>> BEGIN Available records
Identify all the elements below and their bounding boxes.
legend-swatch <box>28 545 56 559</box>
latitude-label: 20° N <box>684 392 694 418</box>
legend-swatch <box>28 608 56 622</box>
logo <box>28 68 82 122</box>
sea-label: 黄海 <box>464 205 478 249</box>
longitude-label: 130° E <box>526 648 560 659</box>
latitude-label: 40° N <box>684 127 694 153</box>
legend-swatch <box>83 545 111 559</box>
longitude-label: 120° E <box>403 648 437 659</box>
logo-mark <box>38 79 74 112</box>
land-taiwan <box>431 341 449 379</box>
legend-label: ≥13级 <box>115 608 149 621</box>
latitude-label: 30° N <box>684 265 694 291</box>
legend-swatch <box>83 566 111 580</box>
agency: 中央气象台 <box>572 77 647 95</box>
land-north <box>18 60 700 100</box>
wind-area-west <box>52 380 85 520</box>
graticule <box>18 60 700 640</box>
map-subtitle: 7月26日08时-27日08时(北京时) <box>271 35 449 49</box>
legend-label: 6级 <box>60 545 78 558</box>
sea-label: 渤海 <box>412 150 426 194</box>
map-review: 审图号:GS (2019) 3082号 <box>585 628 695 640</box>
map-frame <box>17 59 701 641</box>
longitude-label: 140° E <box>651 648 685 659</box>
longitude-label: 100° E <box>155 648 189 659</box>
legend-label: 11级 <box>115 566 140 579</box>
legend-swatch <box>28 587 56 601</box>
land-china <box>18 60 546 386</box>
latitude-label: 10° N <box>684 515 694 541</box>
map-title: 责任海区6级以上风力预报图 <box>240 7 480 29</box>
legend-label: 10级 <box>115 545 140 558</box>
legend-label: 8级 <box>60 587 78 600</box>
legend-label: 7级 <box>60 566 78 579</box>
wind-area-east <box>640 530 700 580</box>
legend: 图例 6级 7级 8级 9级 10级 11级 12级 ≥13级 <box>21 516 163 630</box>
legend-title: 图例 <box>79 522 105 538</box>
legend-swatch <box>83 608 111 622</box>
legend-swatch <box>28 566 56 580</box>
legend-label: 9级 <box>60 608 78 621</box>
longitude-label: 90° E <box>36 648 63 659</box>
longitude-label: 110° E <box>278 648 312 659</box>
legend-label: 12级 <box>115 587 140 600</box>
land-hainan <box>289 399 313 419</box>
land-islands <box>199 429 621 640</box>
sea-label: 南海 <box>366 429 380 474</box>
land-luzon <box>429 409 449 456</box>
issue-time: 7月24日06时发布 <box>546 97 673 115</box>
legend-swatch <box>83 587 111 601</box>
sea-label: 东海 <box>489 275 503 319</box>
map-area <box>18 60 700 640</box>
>> END Available records
>> BEGIN Available records
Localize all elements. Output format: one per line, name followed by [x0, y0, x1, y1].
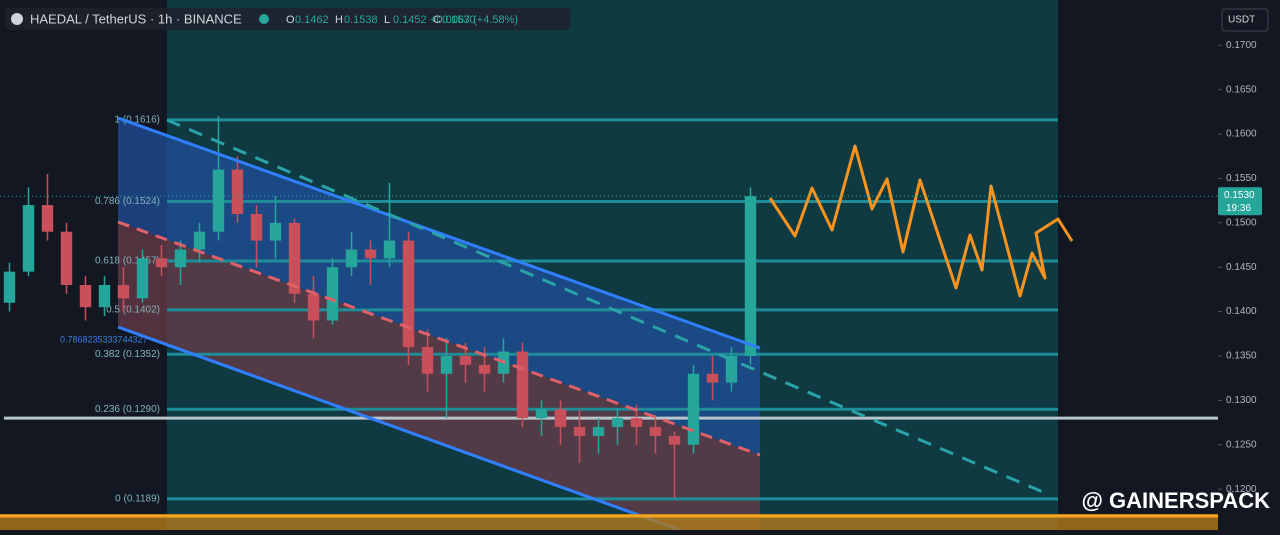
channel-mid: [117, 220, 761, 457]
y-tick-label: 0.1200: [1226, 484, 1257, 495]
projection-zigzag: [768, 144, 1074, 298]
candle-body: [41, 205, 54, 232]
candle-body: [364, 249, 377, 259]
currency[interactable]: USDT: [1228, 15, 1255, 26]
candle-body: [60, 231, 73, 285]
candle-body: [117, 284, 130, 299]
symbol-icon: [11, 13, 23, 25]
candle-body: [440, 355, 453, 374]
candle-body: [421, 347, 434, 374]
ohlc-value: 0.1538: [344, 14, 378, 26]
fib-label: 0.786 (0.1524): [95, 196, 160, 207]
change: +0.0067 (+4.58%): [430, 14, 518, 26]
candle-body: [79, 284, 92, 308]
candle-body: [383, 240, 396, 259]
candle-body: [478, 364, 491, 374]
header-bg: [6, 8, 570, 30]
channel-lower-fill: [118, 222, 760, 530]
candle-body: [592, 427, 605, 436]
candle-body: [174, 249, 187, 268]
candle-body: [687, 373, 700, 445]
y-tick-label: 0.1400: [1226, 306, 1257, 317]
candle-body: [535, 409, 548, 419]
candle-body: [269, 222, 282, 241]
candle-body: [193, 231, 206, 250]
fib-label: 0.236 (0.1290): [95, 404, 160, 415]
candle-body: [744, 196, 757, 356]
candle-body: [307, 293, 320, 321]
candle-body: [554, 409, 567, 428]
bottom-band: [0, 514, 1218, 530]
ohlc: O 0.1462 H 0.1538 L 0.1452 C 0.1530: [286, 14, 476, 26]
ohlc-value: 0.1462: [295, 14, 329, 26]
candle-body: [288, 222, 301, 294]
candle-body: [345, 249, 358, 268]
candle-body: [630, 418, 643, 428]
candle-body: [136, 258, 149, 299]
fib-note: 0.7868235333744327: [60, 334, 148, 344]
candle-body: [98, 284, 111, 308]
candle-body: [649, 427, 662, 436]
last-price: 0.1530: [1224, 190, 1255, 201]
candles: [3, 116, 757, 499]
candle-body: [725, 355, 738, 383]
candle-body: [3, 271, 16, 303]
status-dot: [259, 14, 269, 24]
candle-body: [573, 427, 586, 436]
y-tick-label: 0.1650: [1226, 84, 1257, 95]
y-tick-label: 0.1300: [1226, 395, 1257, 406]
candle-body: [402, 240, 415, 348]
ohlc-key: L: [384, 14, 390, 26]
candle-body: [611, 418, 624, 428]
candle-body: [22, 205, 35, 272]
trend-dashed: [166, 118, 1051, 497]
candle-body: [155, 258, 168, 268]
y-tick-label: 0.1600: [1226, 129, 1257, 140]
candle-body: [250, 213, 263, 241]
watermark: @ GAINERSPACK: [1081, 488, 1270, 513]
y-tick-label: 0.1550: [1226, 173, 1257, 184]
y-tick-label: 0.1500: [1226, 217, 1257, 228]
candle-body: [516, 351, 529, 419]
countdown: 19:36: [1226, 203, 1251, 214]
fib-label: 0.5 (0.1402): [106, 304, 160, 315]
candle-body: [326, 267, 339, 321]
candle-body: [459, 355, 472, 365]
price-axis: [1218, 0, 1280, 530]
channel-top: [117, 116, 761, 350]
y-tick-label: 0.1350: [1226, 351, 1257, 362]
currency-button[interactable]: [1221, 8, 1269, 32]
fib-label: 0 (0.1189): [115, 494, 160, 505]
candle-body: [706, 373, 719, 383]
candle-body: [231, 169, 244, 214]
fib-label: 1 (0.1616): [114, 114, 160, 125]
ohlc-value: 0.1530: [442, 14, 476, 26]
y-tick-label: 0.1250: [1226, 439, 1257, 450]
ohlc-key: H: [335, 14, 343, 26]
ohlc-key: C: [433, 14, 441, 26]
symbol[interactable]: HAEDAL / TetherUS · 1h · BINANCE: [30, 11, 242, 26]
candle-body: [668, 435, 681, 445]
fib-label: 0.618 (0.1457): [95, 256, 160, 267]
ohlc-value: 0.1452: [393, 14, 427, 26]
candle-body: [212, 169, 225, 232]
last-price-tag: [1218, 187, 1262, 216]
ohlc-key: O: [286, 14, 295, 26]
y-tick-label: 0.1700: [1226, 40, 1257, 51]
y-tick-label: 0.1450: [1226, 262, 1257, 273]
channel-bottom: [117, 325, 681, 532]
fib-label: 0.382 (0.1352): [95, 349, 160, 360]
>> END Available records
>> BEGIN Available records
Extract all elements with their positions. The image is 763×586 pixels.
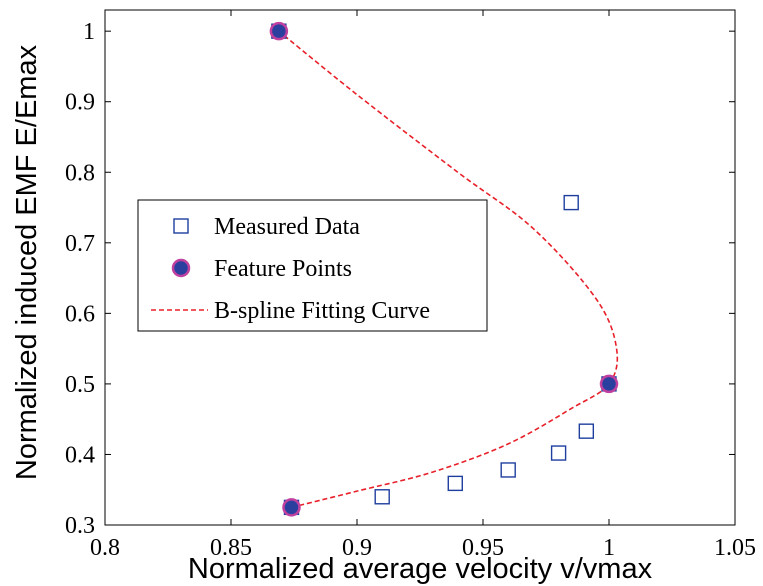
>> END Available records
Objective: Reproduce the material verbatim, starting with the line that contains "Localize all elements." and going on through the line that contains "y-tick-label: 0.1550: [1226, 173, 1257, 184]", both ends included. Leave the pictures out.

Solved problem:
Localize all elements. Output format: one per line, name followed by [x0, y0, x1, y1].
channel-mid: [117, 220, 761, 457]
y-tick-label: 0.1200: [1226, 484, 1257, 495]
projection-zigzag: [768, 144, 1074, 298]
candle-body: [41, 205, 54, 232]
candle-body: [364, 249, 377, 259]
currency[interactable]: USDT: [1228, 15, 1255, 26]
candle-body: [60, 231, 73, 285]
candle-body: [117, 284, 130, 299]
symbol-icon: [11, 13, 23, 25]
candle-body: [440, 355, 453, 374]
candle-body: [421, 347, 434, 374]
ohlc-value: 0.1538: [344, 14, 378, 26]
fib-label: 0.786 (0.1524): [95, 196, 160, 207]
change: +0.0067 (+4.58%): [430, 14, 518, 26]
candle-body: [79, 284, 92, 308]
candle-body: [383, 240, 396, 259]
candle-body: [478, 364, 491, 374]
header-bg: [6, 8, 570, 30]
channel-lower-fill: [118, 222, 760, 530]
candle-body: [592, 427, 605, 436]
candle-body: [174, 249, 187, 268]
candle-body: [687, 373, 700, 445]
y-tick-label: 0.1400: [1226, 306, 1257, 317]
candle-body: [535, 409, 548, 419]
candle-body: [269, 222, 282, 241]
candle-body: [193, 231, 206, 250]
fib-label: 0.236 (0.1290): [95, 404, 160, 415]
candle-body: [744, 196, 757, 356]
candle-body: [307, 293, 320, 321]
candle-body: [554, 409, 567, 428]
bottom-band: [0, 514, 1218, 530]
ohlc: O 0.1462 H 0.1538 L 0.1452 C 0.1530: [286, 14, 476, 26]
ohlc-value: 0.1462: [295, 14, 329, 26]
candle-body: [288, 222, 301, 294]
candle-body: [345, 249, 358, 268]
candle-body: [630, 418, 643, 428]
candle-body: [136, 258, 149, 299]
fib-note: 0.7868235333744327: [60, 334, 148, 344]
candle-body: [98, 284, 111, 308]
candle-body: [649, 427, 662, 436]
last-price: 0.1530: [1224, 190, 1255, 201]
candles: [3, 116, 757, 499]
candle-body: [725, 355, 738, 383]
candle-body: [3, 271, 16, 303]
status-dot: [259, 14, 269, 24]
candle-body: [573, 427, 586, 436]
y-tick-label: 0.1650: [1226, 84, 1257, 95]
y-tick-label: 0.1300: [1226, 395, 1257, 406]
candle-body: [402, 240, 415, 348]
ohlc-key: L: [384, 14, 390, 26]
candle-body: [611, 418, 624, 428]
candle-body: [22, 205, 35, 272]
trend-dashed: [166, 118, 1051, 497]
candle-body: [155, 258, 168, 268]
y-tick-label: 0.1600: [1226, 129, 1257, 140]
candle-body: [250, 213, 263, 241]
watermark: @ GAINERSPACK: [1081, 488, 1270, 513]
y-tick-label: 0.1550: [1226, 173, 1257, 184]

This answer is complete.